Par Marie-Noëlle Bertrand


Au Parlement, la droite et le parti des grands propriétaires relancent l’accaparement des terres indigènes et son lot de violences. Les Indiens organisent leur résistance. Forcément, l’image a fait mouche. D’un côté, des casquettes fédérales, des gyrophares et des fusils armés. De l’autre, des arcs, des flèches et des hommes tout en plumes. Les uns face aux autres, s’affrontant devant le Congrès brésilien, joute urbaine effarante opposant, sur l’asphalte boucané aux gaz lacrymogènes, les forces de police aux peuples des forêts.


Cela se passait la semaine dernière à Brasilia, à l’occasion du 14e campement Terra Livre («Terre libre»). Chaque automne (on se trouve sous l’équateur), le rassemblement réunit les membres des tribus indiennes du pays – elles sont plus de 200 – devant ce haut lieu du pouvoir politique. Celui de cette année a été, dit-on, le plus important de l’histoire du Brésil. Les organisateurs, un temps, avaient compté sur la venue de 1500 personnes. Elles ont été 3000 à affluer de partout, au cri de «Demarcaçao jà!» (démarcation maintenant!), pour exiger la reconnaissance du droit à leurs terres.


Séculaire, leur bataille n’est pas neuve. Elle a vu les conquistadors portugais et les colons français, chercheurs d’or et autres bandits de grands chemins, tracer les cadastres à coups de pistolet. Le progrès ne fait jamais table rase de tout: ce sont les grands propriétaires terriens et les multinationales qui, depuis longtemps, s’occupent désormais de chasser manu militari les Indiens de leurs terres.


Le putch opéré, il y a huit mois, par le conservateur Michel Temer a redonné du mordant à ceux qui convoitent les contrées indigènes : 12 % du Brésil, la plupart dans les régions amazoniennes. Des dispositions législatives sont en discussion au Congrès visant à revigorer l’accaparement de terres indigènes.

### Exercices
1: Répondez à ces questions sur l'article sur les terres indigènes du Brésil.
(a) Combien de personnes sont venues au campement Terra Livre cette année ?
(b) Quelle part du Brésil occupent les contrées indigènes ?
(c) Il y a combien de temps Michel Temer a-t-il mené son putsch ?
2: Prolongez l'article sur les terres indigènes du Brésil après sa dernière phrase.
Les fiches ci-dessous viennent d'une autre source.

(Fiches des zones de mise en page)

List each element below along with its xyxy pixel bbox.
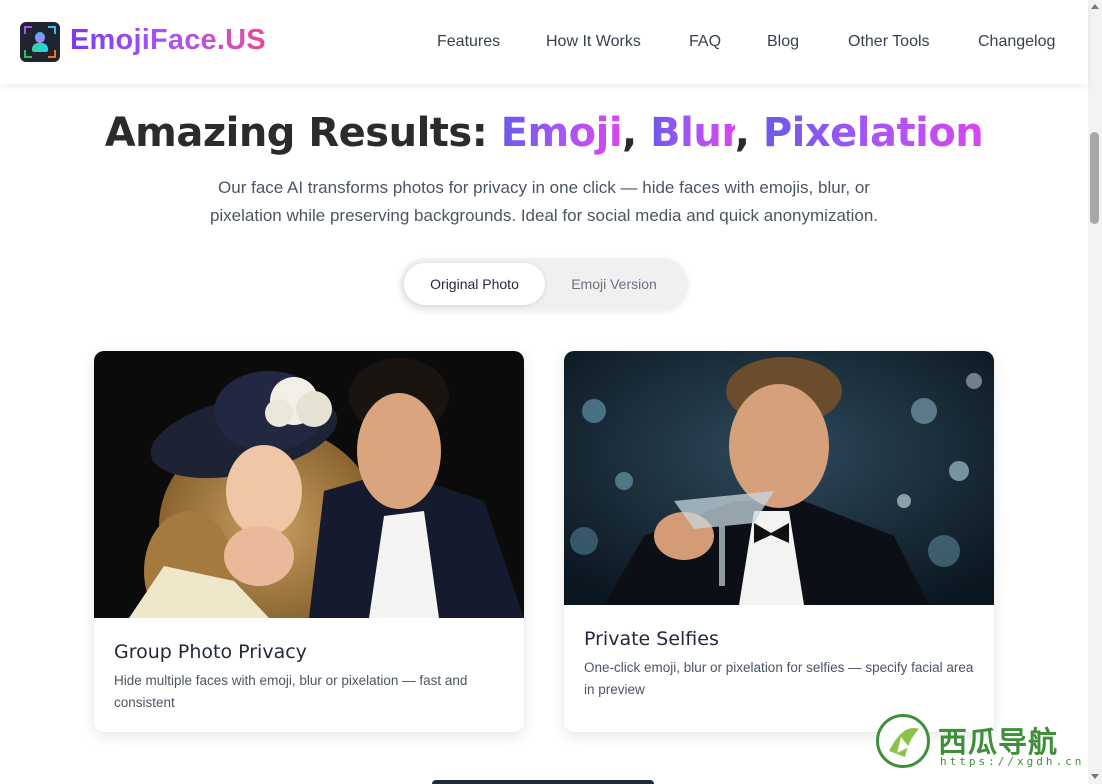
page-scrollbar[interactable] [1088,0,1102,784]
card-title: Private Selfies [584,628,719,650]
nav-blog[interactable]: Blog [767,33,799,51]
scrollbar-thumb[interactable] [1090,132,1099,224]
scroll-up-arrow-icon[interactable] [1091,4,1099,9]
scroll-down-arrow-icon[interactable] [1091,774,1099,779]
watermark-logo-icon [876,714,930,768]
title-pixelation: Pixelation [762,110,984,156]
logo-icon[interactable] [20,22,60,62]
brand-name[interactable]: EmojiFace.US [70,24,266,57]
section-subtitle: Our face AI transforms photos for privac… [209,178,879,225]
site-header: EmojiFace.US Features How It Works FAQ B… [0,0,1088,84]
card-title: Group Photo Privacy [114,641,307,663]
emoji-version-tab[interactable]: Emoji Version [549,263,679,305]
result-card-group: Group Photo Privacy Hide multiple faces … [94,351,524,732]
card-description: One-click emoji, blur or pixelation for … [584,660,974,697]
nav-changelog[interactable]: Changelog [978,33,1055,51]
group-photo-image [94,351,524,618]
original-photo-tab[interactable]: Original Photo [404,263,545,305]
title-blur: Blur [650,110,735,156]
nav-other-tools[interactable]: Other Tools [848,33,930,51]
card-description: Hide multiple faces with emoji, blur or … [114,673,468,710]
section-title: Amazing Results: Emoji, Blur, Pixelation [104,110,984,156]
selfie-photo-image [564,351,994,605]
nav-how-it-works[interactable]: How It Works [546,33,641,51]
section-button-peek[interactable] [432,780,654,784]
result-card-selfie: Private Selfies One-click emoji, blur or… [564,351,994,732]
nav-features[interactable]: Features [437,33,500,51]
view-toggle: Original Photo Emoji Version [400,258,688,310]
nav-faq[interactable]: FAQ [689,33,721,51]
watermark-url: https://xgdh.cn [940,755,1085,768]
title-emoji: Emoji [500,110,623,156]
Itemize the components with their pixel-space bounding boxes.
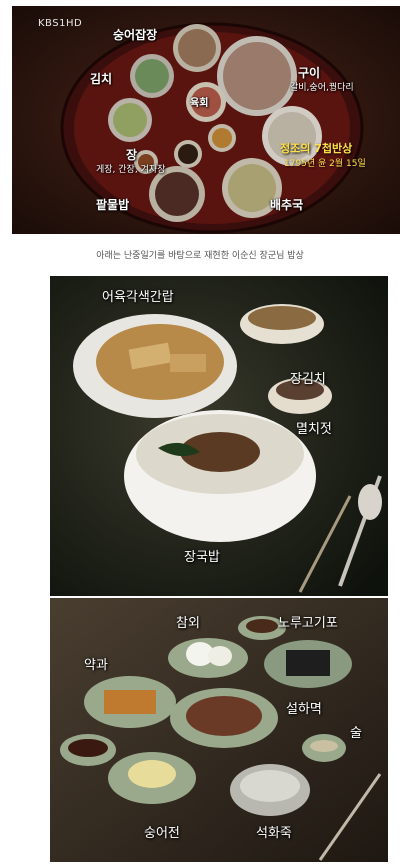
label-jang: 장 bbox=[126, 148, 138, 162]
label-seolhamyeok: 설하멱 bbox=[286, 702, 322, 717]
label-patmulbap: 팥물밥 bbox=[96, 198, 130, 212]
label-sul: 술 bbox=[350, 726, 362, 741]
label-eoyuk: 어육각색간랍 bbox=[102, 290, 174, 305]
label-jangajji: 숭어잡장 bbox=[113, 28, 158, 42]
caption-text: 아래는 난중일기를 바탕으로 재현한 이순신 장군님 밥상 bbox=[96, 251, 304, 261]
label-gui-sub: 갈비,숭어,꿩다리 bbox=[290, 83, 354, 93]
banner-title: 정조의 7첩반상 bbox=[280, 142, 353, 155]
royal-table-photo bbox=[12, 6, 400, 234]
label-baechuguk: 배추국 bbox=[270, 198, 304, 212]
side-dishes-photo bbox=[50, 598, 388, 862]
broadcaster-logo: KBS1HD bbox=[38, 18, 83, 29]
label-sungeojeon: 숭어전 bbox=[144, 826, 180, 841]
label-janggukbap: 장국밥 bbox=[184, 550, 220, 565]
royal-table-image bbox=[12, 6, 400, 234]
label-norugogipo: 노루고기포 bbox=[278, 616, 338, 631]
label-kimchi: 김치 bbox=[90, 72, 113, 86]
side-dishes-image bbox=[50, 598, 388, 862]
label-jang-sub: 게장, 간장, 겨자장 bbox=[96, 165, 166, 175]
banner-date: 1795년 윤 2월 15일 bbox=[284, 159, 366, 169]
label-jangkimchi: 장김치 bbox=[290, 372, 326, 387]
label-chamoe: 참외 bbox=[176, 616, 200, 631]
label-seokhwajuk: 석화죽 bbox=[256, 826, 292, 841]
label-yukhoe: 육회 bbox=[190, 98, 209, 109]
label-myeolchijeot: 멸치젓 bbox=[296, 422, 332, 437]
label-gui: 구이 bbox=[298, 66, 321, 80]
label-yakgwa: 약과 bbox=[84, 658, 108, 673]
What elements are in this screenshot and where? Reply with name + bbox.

### Corrigé
1:
(a) 3000 personnes.
(b) 12 % du Brésil.
(c) Huit mois.

2:
Les monocultures de canne à sucre ou de maïs restent avides d’espace


En 1988, le retour au régime démocratique avait si ce n’est clairement freiné, du moins contrarié le phénomène. La nouvelle Constitution octroyait aux Indiens des garanties quant à la reconnaissance de leurs cultures et de leurs terres. Une politique de démarcation avait été mise en place consistant à homologuer des territoires qui leur seraient propres. En vingt-cinq ans, près de 600 000 km² ont ainsi été démarqués.


Mais le processus reste inachevé. Il s’est même ralenti depuis 10 ans sous des influences diverses. Les politiques de développement du pays en sont une. La construction d’infrastructures de transport (autoroutes ou aéroports) ou de grands barrages a mordu sur les territoires indigènes. Les lobbies de l’agrobusiness et de l’extractivisme, surtout, ont repris de l’influence. Les monocultures de canne à sucre, de maïs ou d’eucalyptus restaient avides d’espace, les ressources minières et forestières demeuraient appétissantes… Mais bon an mal an, la «demarcaçao» se poursuivait. En 2013, Dilma Rousseff homologuait ainsi trois nouvelles terres indigènes couvrant 230 000 hectares.


La droite a réagi. En 2014, Osmar Serraglio, député du parti libéral PMDB, présentait une proposition d’amendement à la Constitution, la PEC 215, visant à réformer le système. Alors que, jusqu’alors, seul le pouvoir exécutif avait l’autorité de décider de démarquer une terre indigène, la signature finale revenant à la présidence de la République, le texte propose de soumettre cette approbation au Congrès.


D’apparence démocratique, le coup est bas, quand il permet de renforcer le pouvoir des ruralistes, porte-voix de l’agrobusiness. Principal groupe représenté au Congrès, il en compose 40% des bancs.


La gauche tentera de faire barrage. En août 2015, députés du PT (Parti des travailleurs), du PCdoB (Parti communiste du Brésil), des Verts et autres socialistes unissaient leurs voix pour repousser le texte. Ceux de la droite votaient pour. «Si demain nous avons des morts, si demain nous avons une révolution, ce sera de votre responsabilité!» prophétisait alors un des députés Verts. À la fin de cette année-là, les associations des droits humains et de l’environnement recensaient l’assassinat de 137 Indiens.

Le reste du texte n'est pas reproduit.